OBJECTIVE -> Quote every line below exactly and skip any picture.

# start of DATA FOR THIS EXERCISE

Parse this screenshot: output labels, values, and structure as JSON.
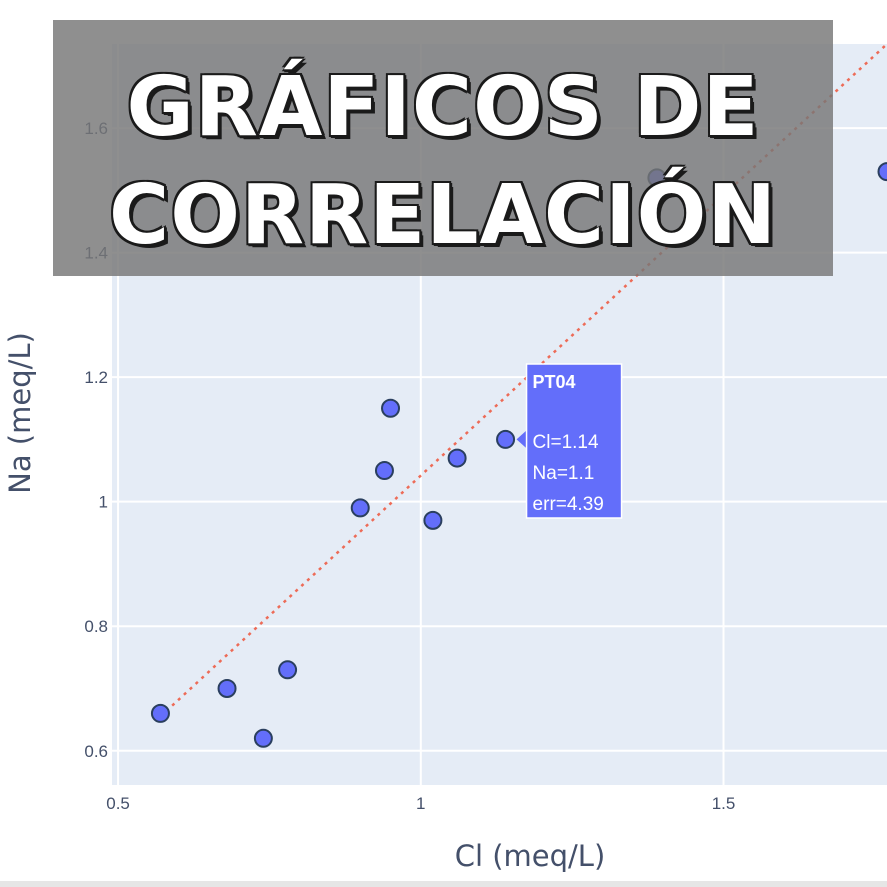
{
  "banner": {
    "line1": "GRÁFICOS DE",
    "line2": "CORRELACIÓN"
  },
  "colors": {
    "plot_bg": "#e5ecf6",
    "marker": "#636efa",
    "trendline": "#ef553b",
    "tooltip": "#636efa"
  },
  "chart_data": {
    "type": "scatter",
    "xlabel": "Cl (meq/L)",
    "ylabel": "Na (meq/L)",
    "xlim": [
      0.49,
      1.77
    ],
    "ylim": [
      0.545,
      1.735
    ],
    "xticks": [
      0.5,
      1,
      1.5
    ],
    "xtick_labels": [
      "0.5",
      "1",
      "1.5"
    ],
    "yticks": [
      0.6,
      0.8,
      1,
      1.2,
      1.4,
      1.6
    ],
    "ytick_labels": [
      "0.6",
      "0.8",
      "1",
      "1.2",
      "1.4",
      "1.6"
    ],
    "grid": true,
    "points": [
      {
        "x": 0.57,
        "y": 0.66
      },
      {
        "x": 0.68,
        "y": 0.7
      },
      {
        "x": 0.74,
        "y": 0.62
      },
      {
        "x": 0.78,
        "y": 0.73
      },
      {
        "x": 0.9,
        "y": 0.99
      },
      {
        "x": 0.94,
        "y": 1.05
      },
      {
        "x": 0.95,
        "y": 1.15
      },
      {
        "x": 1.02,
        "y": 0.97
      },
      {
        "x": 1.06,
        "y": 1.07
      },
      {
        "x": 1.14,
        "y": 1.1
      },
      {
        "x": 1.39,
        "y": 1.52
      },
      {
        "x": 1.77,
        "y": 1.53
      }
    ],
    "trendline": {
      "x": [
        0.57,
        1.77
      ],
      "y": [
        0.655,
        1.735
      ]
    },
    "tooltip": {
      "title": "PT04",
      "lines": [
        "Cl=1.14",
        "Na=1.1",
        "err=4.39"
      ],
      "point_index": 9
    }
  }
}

# end of DATA FOR THIS EXERCISE

RESPONSE TO THE EXERCISE ->
Parse this screenshot: output labels, values, and structure as JSON.
{
  "banner": {
    "line1": "GRÁFICOS DE",
    "line2": "CORRELACIÓN"
  },
  "colors": {
    "plot_bg": "#e5ecf6",
    "marker": "#636efa",
    "trendline": "#ef553b",
    "tooltip": "#636efa"
  },
  "chart_data": {
    "type": "scatter",
    "xlabel": "Cl (meq/L)",
    "ylabel": "Na (meq/L)",
    "xlim": [
      0.49,
      1.77
    ],
    "ylim": [
      0.545,
      1.735
    ],
    "xticks": [
      0.5,
      1,
      1.5
    ],
    "xtick_labels": [
      "0.5",
      "1",
      "1.5"
    ],
    "yticks": [
      0.6,
      0.8,
      1,
      1.2,
      1.4,
      1.6
    ],
    "ytick_labels": [
      "0.6",
      "0.8",
      "1",
      "1.2",
      "1.4",
      "1.6"
    ],
    "grid": true,
    "points": [
      {
        "x": 0.57,
        "y": 0.66
      },
      {
        "x": 0.68,
        "y": 0.7
      },
      {
        "x": 0.74,
        "y": 0.62
      },
      {
        "x": 0.78,
        "y": 0.73
      },
      {
        "x": 0.9,
        "y": 0.99
      },
      {
        "x": 0.94,
        "y": 1.05
      },
      {
        "x": 0.95,
        "y": 1.15
      },
      {
        "x": 1.02,
        "y": 0.97
      },
      {
        "x": 1.06,
        "y": 1.07
      },
      {
        "x": 1.14,
        "y": 1.1
      },
      {
        "x": 1.39,
        "y": 1.52
      },
      {
        "x": 1.77,
        "y": 1.53
      }
    ],
    "trendline": {
      "x": [
        0.57,
        1.77
      ],
      "y": [
        0.655,
        1.735
      ]
    },
    "tooltip": {
      "title": "PT04",
      "lines": [
        "Cl=1.14",
        "Na=1.1",
        "err=4.39"
      ],
      "point_index": 9
    }
  }
}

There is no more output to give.